TASK PROMPT | Out of the lines below, please list those that hold the string "icon".

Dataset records
▬▬▬▬▬▬

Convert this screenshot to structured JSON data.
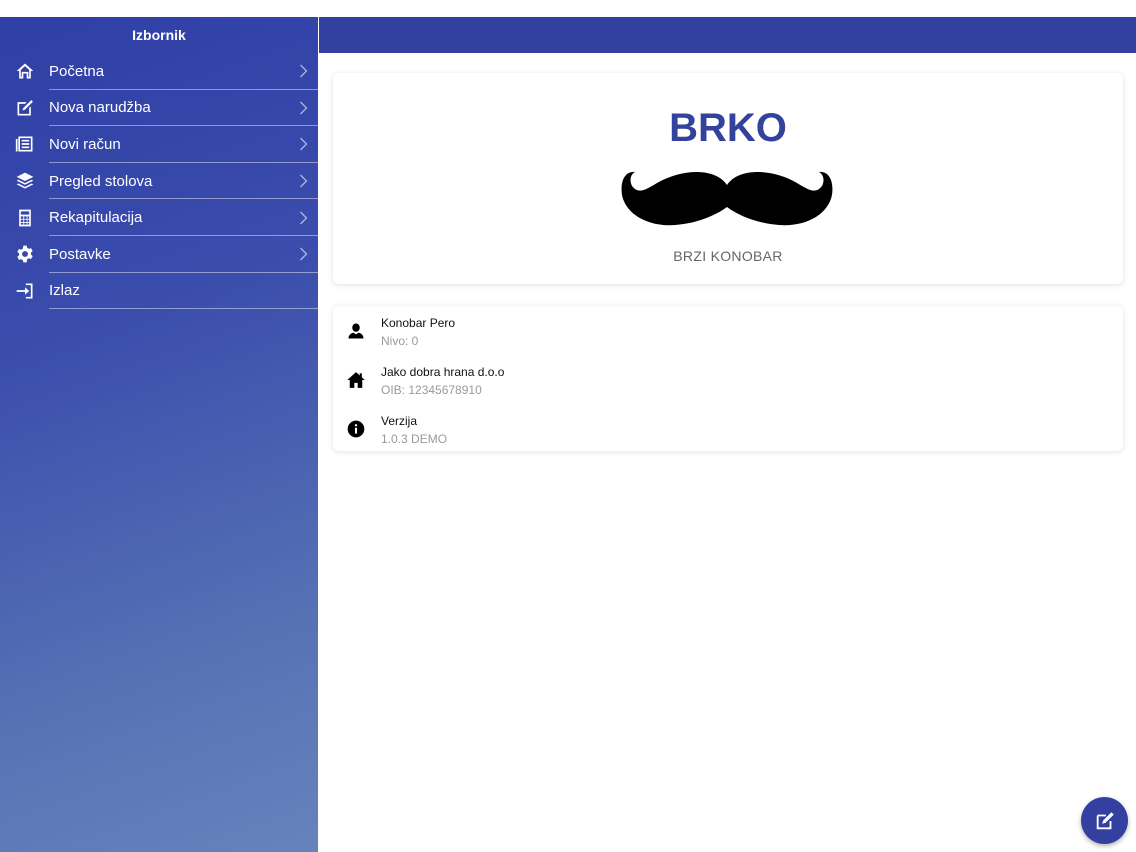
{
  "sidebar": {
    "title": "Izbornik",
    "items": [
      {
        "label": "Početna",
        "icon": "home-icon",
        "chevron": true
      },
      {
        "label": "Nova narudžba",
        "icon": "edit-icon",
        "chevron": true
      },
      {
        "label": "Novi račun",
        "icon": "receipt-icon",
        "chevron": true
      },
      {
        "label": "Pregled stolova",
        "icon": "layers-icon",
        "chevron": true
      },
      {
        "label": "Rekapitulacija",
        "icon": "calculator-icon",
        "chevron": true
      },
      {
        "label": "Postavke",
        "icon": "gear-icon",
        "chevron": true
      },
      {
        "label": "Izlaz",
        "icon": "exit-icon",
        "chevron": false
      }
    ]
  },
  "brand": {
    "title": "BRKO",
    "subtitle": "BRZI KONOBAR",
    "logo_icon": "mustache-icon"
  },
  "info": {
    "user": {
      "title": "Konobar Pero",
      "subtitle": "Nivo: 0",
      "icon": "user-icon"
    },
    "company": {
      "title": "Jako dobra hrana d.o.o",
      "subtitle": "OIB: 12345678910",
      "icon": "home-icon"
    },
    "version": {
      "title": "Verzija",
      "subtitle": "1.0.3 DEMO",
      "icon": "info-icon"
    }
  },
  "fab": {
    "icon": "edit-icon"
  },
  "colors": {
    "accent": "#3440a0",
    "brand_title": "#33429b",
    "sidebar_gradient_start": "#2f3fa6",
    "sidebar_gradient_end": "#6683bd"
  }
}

▬▬▬▬▬▬

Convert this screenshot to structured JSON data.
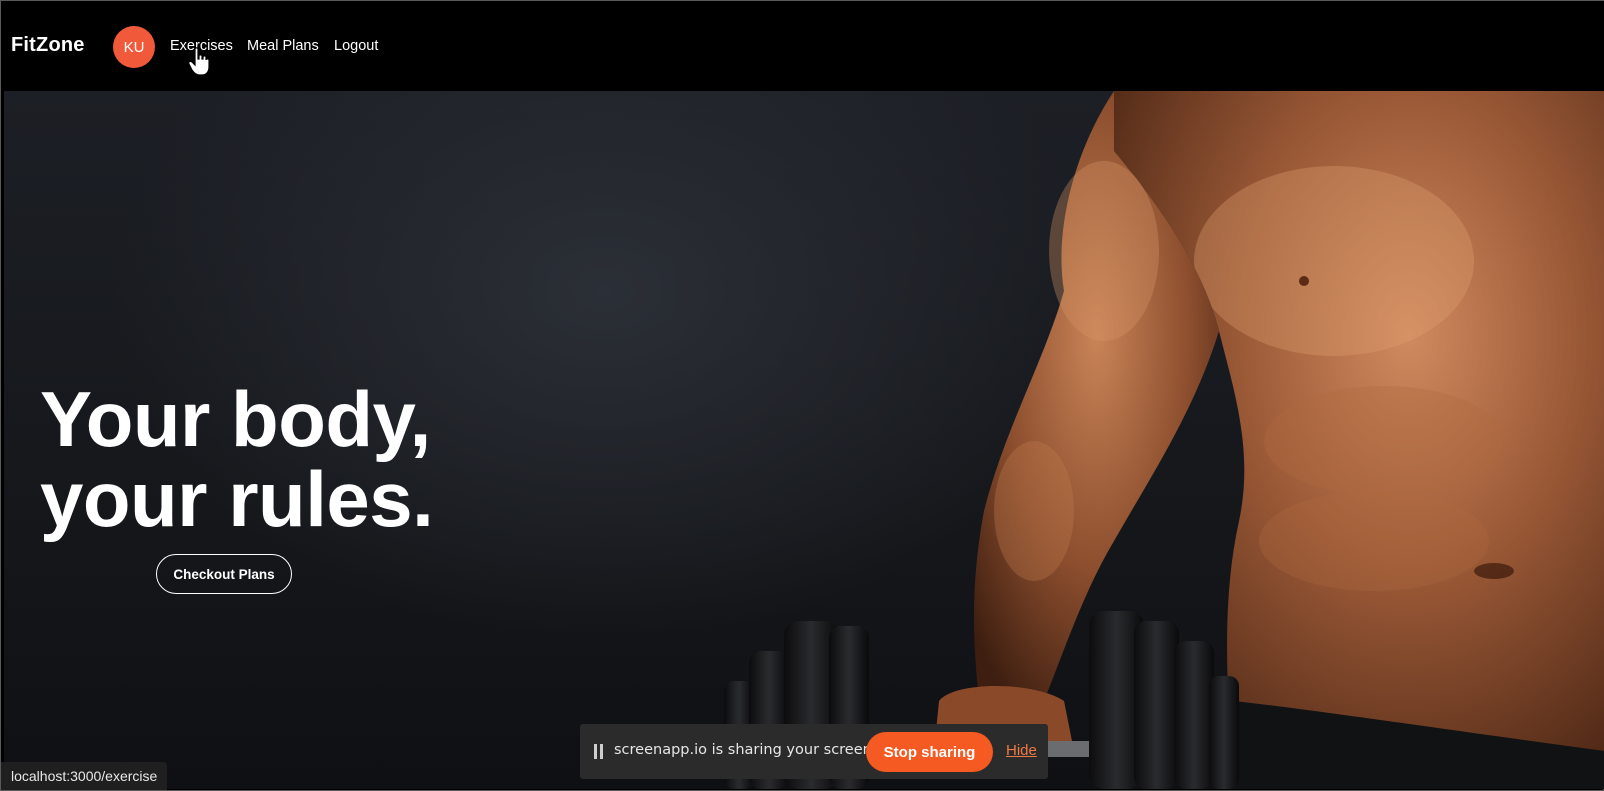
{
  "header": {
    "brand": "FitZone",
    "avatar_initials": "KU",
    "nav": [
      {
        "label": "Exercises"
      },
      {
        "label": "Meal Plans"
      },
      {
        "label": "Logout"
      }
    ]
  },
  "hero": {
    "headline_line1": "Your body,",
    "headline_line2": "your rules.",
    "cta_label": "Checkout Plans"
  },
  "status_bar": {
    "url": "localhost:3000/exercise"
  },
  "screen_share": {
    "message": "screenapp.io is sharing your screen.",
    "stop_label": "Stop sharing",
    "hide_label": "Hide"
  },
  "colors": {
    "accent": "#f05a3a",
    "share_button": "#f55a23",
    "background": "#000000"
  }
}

▬▬▬▬▬▬

THE COMPLETED TASK |
        "icon": "home-icon",
        "icon": "edit-icon",
        "icon": "receipt-icon",
        "icon": "layers-icon",
        "icon": "calculator-icon",
        "icon": "gear-icon",
        "icon": "exit-icon",
    "logo_icon": "mustache-icon"
      "icon": "user-icon"
      "icon": "home-icon"
      "icon": "info-icon"
    "icon": "edit-icon"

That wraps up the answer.